• Problem requirements:
Give the material once more, word for word, without any images.
◇ ◇ ◇
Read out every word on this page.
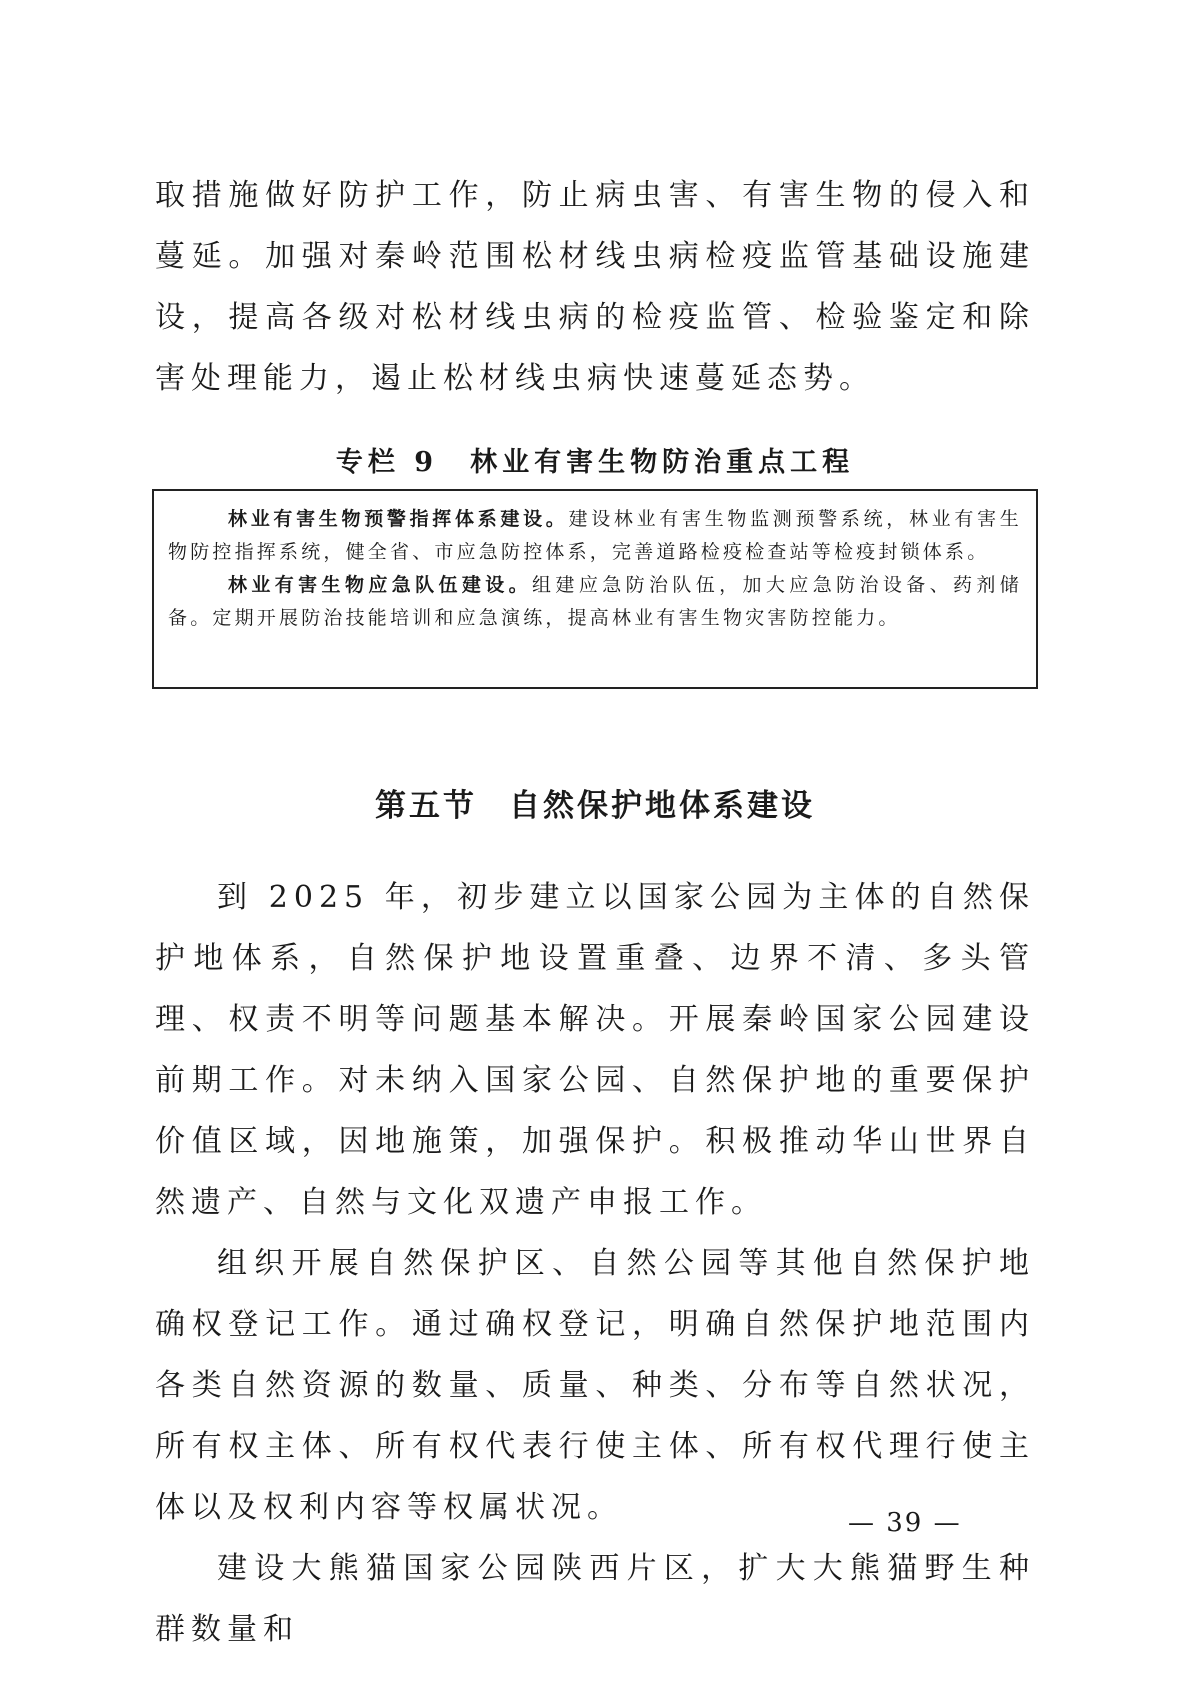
取措施做好防护工作，防止病虫害、有害生物的侵入和蔓延。加强对秦岭范围松材线虫病检疫监管基础设施建设，提高各级对松材线虫病的检疫监管、检验鉴定和除害处理能力，遏止松材线虫病快速蔓延态势。

专栏 9　林业有害生物防治重点工程

林业有害生物预警指挥体系建设。建设林业有害生物监测预警系统，林业有害生物防控指挥系统，健全省、市应急防控体系，完善道路检疫检查站等检疫封锁体系。

林业有害生物应急队伍建设。组建应急防治队伍，加大应急防治设备、药剂储备。定期开展防治技能培训和应急演练，提高林业有害生物灾害防控能力。

第五节 自然保护地体系建设

到 2025 年，初步建立以国家公园为主体的自然保护地体系，自然保护地设置重叠、边界不清、多头管理、权责不明等问题基本解决。开展秦岭国家公园建设前期工作。对未纳入国家公园、自然保护地的重要保护价值区域，因地施策，加强保护。积极推动华山世界自然遗产、自然与文化双遗产申报工作。

组织开展自然保护区、自然公园等其他自然保护地确权登记工作。通过确权登记，明确自然保护地范围内各类自然资源的数量、质量、种类、分布等自然状况，所有权主体、所有权代表行使主体、所有权代理行使主体以及权利内容等权属状况。

建设大熊猫国家公园陕西片区，扩大大熊猫野生种群数量和

— 39 —
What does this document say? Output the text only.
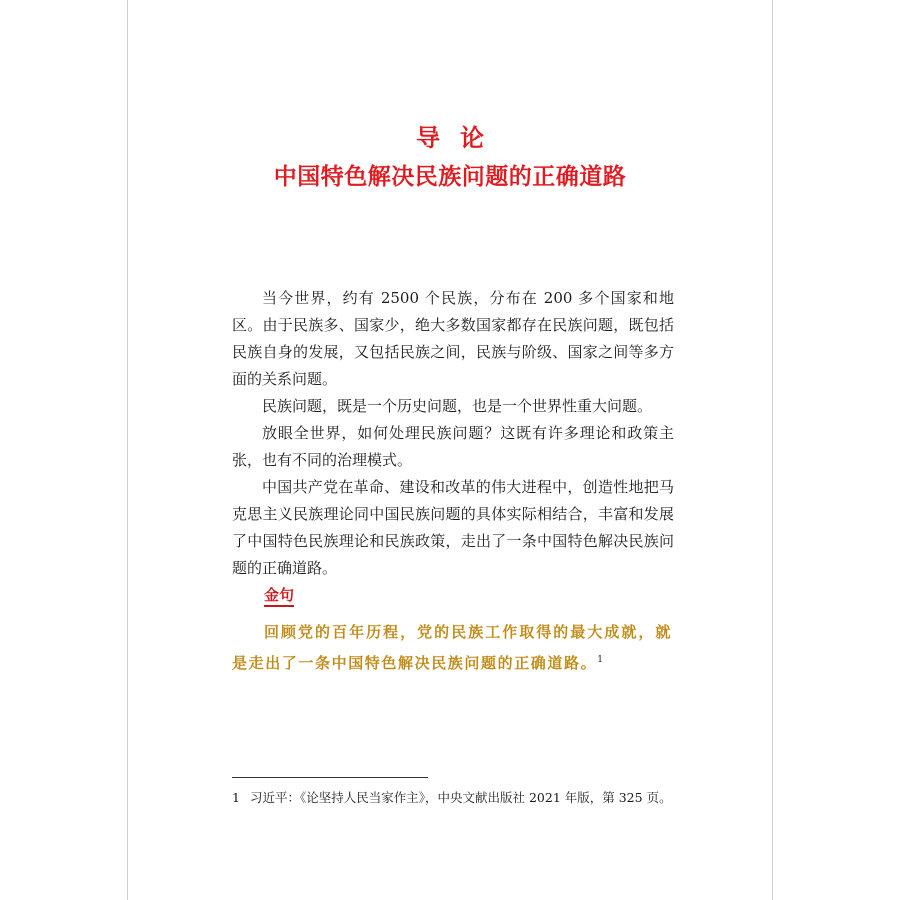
导论
中国特色解决民族问题的正确道路

当今世界，约有 2500 个民族，分布在 200 多个国家和地区。由于民族多、国家少，绝大多数国家都存在民族问题，既包括民族自身的发展，又包括民族之间，民族与阶级、国家之间等多方面的关系问题。

民族问题，既是一个历史问题，也是一个世界性重大问题。

放眼全世界，如何处理民族问题？这既有许多理论和政策主张，也有不同的治理模式。

中国共产党在革命、建设和改革的伟大进程中，创造性地把马克思主义民族理论同中国民族问题的具体实际相结合，丰富和发展了中国特色民族理论和民族政策，走出了一条中国特色解决民族问题的正确道路。

金句

回顾党的百年历程，党的民族工作取得的最大成就，就是走出了一条中国特色解决民族问题的正确道路。$^1$

1 习近平：《论坚持人民当家作主》，中央文献出版社 2021 年版，第 325 页。
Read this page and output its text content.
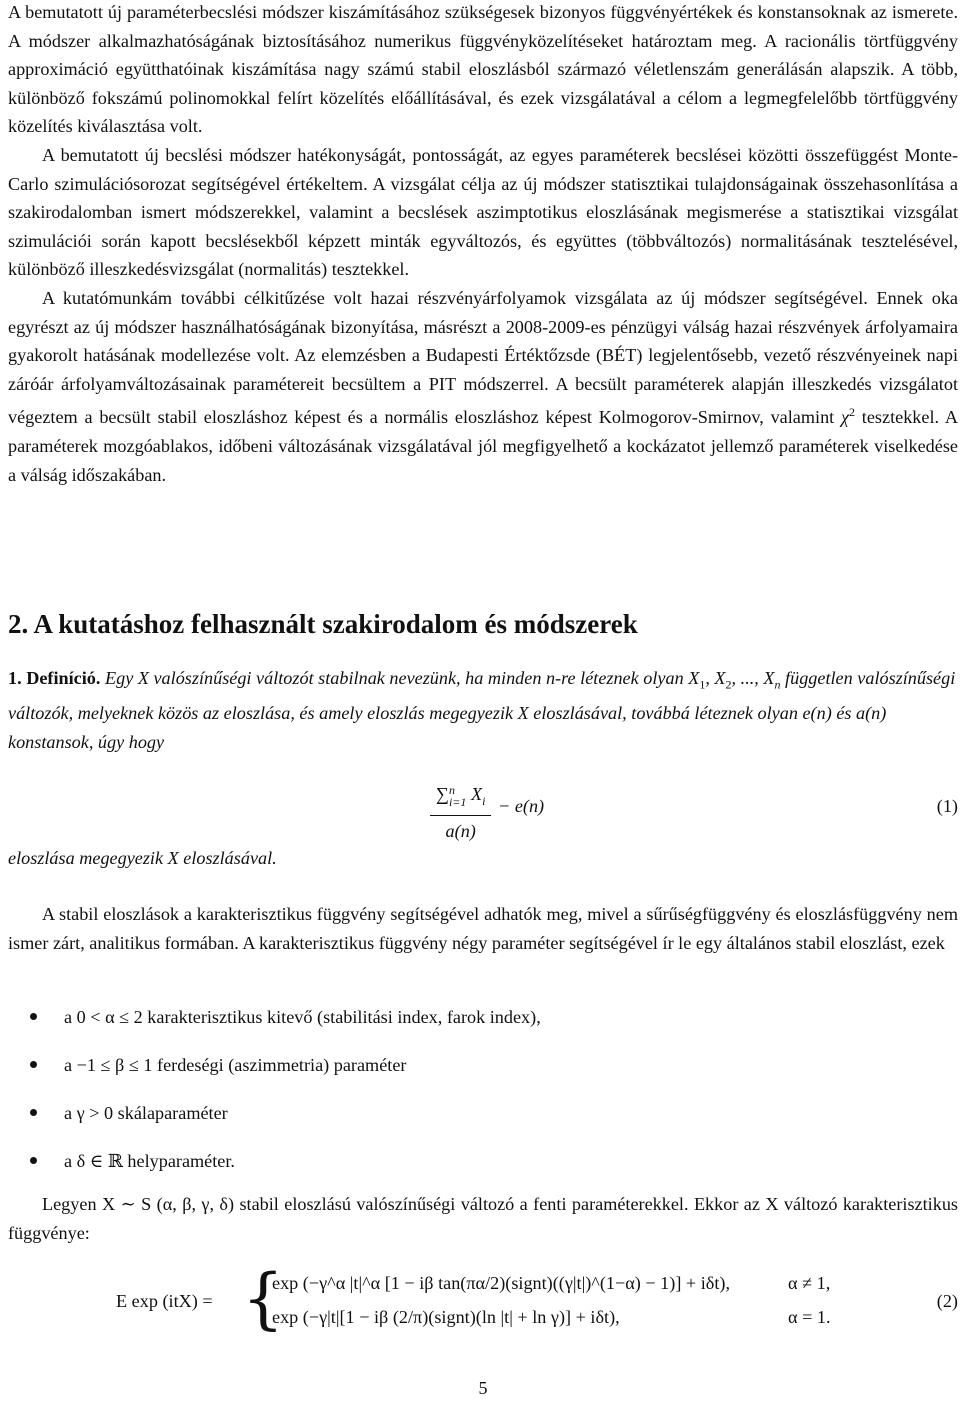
A bemutatott új paraméterbecslési módszer kiszámításához szükségesek bizonyos függvényértékek és konstansoknak az ismerete. A módszer alkalmazhatóságának biztosításához numerikus függvényközelítéseket határoztam meg. A racionális törtfüggvény approximáció együtthatóinak kiszámítása nagy számú stabil eloszlásból származó véletlenszám generálásán alapszik. A több, különböző fokszámú polinomokkal felírt közelítés előállításával, és ezek vizsgálatával a célom a legmegfelelőbb törtfüggvény közelítés kiválasztása volt.

A bemutatott új becslési módszer hatékonyságát, pontosságát, az egyes paraméterek becslései közötti összefüggést Monte-Carlo szimulációsorozat segítségével értékeltem. A vizsgálat célja az új módszer statisztikai tulajdonságainak összehasonlítása a szakirodalomban ismert módszerekkel, valamint a becslések aszimptotikus eloszlásának megismerése a statisztikai vizsgálat szimulációi során kapott becslésekből képzett minták egyváltozós, és együttes (többváltozós) normalitásának tesztelésével, különböző illeszkedésvizsgálat (normalitás) tesztekkel.

A kutatómunkám további célkitűzése volt hazai részvényárfolyamok vizsgálata az új módszer segítségével. Ennek oka egyrészt az új módszer használhatóságának bizonyítása, másrészt a 2008-2009-es pénzügyi válság hazai részvények árfolyamaira gyakorolt hatásának modellezése volt. Az elemzésben a Budapesti Értéktőzsde (BÉT) legjelentősebb, vezető részvényeinek napi záróár árfolyamváltozásainak paramétereit becsültem a PIT módszerrel. A becsült paraméterek alapján illeszkedés vizsgálatot végeztem a becsült stabil eloszláshoz képest és a normális eloszláshoz képest Kolmogorov-Smirnov, valamint $\chi^2$ tesztekkel. A paraméterek mozgóablakos, időbeni változásának vizsgálatával jól megfigyelhető a kockázatot jellemző paraméterek viselkedése a válság időszakában.

2. A kutatáshoz felhasznált szakirodalom és módszerek
1. Definíció. Egy X valószínűségi változót stabilnak nevezünk, ha minden n-re léteznek olyan $X_1$, $X_2$, ..., $X_n$ független valószínűségi változók, melyeknek közös az eloszlása, és amely eloszlás megegyezik X eloszlásával, továbbá léteznek olyan e(n) és a(n) konstansok, úgy hogy
∑n
i=1 $X_i$
a(n)
− e(n)	(1)
eloszlása megegyezik X eloszlásával.

A stabil eloszlások a karakterisztikus függvény segítségével adhatók meg, mivel a sűrűségfüggvény és eloszlásfüggvény nem ismer zárt, analitikus formában. A karakterisztikus függvény négy paraméter segítségével ír le egy általános stabil eloszlást, ezek

a 0 < α ≤ 2 karakterisztikus kitevő (stabilitási index, farok index),
a −1 ≤ β ≤ 1 ferdeségi (aszimmetria) paraméter
a γ > 0 skálaparaméter
a δ ∈ ℝ helyparaméter.

Legyen X ∼ S (α, β, γ, δ) stabil eloszlású valószínűségi változó a fenti paraméterekkel. Ekkor az X változó karakterisztikus függvénye:

E exp (itX) = {
exp (−γ^α |t|^α [1 − iβ tan(πα/2)(signt)((γ|t|)^(1−α) − 1)] + iδt),	α ≠ 1,
exp (−γ|t|[1 − iβ (2/π)(signt)(ln |t| + ln γ)] + iδt),	α = 1.
(2)
5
◇ ◇ ◇
• Task answer:
Read out every word on this page.
取措施做好防护工作，防止病虫害、有害生物的侵入和蔓延。加强对秦岭范围松材线虫病检疫监管基础设施建设，提高各级对松材线虫病的检疫监管、检验鉴定和除害处理能力，遏止松材线虫病快速蔓延态势。

专栏 9　林业有害生物防治重点工程

林业有害生物预警指挥体系建设。建设林业有害生物监测预警系统，林业有害生物防控指挥系统，健全省、市应急防控体系，完善道路检疫检查站等检疫封锁体系。

林业有害生物应急队伍建设。组建应急防治队伍，加大应急防治设备、药剂储备。定期开展防治技能培训和应急演练，提高林业有害生物灾害防控能力。

第五节 自然保护地体系建设

到 2025 年，初步建立以国家公园为主体的自然保护地体系，自然保护地设置重叠、边界不清、多头管理、权责不明等问题基本解决。开展秦岭国家公园建设前期工作。对未纳入国家公园、自然保护地的重要保护价值区域，因地施策，加强保护。积极推动华山世界自然遗产、自然与文化双遗产申报工作。

组织开展自然保护区、自然公园等其他自然保护地确权登记工作。通过确权登记，明确自然保护地范围内各类自然资源的数量、质量、种类、分布等自然状况，所有权主体、所有权代表行使主体、所有权代理行使主体以及权利内容等权属状况。

建设大熊猫国家公园陕西片区，扩大大熊猫野生种群数量和

— 39 —
What does this document say? Output the text only.
导论
中国特色解决民族问题的正确道路

当今世界，约有 2500 个民族，分布在 200 多个国家和地区。由于民族多、国家少，绝大多数国家都存在民族问题，既包括民族自身的发展，又包括民族之间，民族与阶级、国家之间等多方面的关系问题。

民族问题，既是一个历史问题，也是一个世界性重大问题。

放眼全世界，如何处理民族问题？这既有许多理论和政策主张，也有不同的治理模式。

中国共产党在革命、建设和改革的伟大进程中，创造性地把马克思主义民族理论同中国民族问题的具体实际相结合，丰富和发展了中国特色民族理论和民族政策，走出了一条中国特色解决民族问题的正确道路。

金句

回顾党的百年历程，党的民族工作取得的最大成就，就是走出了一条中国特色解决民族问题的正确道路。$^1$

1 习近平：《论坚持人民当家作主》，中央文献出版社 2021 年版，第 325 页。
Read this page and output its text content.
A bemutatott új paraméterbecslési módszer kiszámításához szükségesek bizonyos függvényértékek és konstansoknak az ismerete. A módszer alkalmazhatóságának biztosításához numerikus függvényközelítéseket határoztam meg. A racionális törtfüggvény approximáció együtthatóinak kiszámítása nagy számú stabil eloszlásból származó véletlenszám generálásán alapszik. A több, különböző fokszámú polinomokkal felírt közelítés előállításával, és ezek vizsgálatával a célom a legmegfelelőbb törtfüggvény közelítés kiválasztása volt.

A bemutatott új becslési módszer hatékonyságát, pontosságát, az egyes paraméterek becslései közötti összefüggést Monte-Carlo szimulációsorozat segítségével értékeltem. A vizsgálat célja az új módszer statisztikai tulajdonságainak összehasonlítása a szakirodalomban ismert módszerekkel, valamint a becslések aszimptotikus eloszlásának megismerése a statisztikai vizsgálat szimulációi során kapott becslésekből képzett minták egyváltozós, és együttes (többváltozós) normalitásának tesztelésével, különböző illeszkedésvizsgálat (normalitás) tesztekkel.

A kutatómunkám további célkitűzése volt hazai részvényárfolyamok vizsgálata az új módszer segítségével. Ennek oka egyrészt az új módszer használhatóságának bizonyítása, másrészt a 2008-2009-es pénzügyi válság hazai részvények árfolyamaira gyakorolt hatásának modellezése volt. Az elemzésben a Budapesti Értéktőzsde (BÉT) legjelentősebb, vezető részvényeinek napi záróár árfolyamváltozásainak paramétereit becsültem a PIT módszerrel. A becsült paraméterek alapján illeszkedés vizsgálatot végeztem a becsült stabil eloszláshoz képest és a normális eloszláshoz képest Kolmogorov-Smirnov, valamint $\chi^2$ tesztekkel. A paraméterek mozgóablakos, időbeni változásának vizsgálatával jól megfigyelhető a kockázatot jellemző paraméterek viselkedése a válság időszakában.

2. A kutatáshoz felhasznált szakirodalom és módszerek
1. Definíció. Egy X valószínűségi változót stabilnak nevezünk, ha minden n-re léteznek olyan $X_1$, $X_2$, ..., $X_n$ független valószínűségi változók, melyeknek közös az eloszlása, és amely eloszlás megegyezik X eloszlásával, továbbá léteznek olyan e(n) és a(n) konstansok, úgy hogy
∑n
i=1 $X_i$
a(n)
− e(n)	(1)
eloszlása megegyezik X eloszlásával.

A stabil eloszlások a karakterisztikus függvény segítségével adhatók meg, mivel a sűrűségfüggvény és eloszlásfüggvény nem ismer zárt, analitikus formában. A karakterisztikus függvény négy paraméter segítségével ír le egy általános stabil eloszlást, ezek

a 0 < α ≤ 2 karakterisztikus kitevő (stabilitási index, farok index),
a −1 ≤ β ≤ 1 ferdeségi (aszimmetria) paraméter
a γ > 0 skálaparaméter
a δ ∈ ℝ helyparaméter.

Legyen X ∼ S (α, β, γ, δ) stabil eloszlású valószínűségi változó a fenti paraméterekkel. Ekkor az X változó karakterisztikus függvénye:

E exp (itX) = {
exp (−γ^α |t|^α [1 − iβ tan(πα/2)(signt)((γ|t|)^(1−α) − 1)] + iδt),	α ≠ 1,
exp (−γ|t|[1 − iβ (2/π)(signt)(ln |t| + ln γ)] + iδt),	α = 1.
(2)
5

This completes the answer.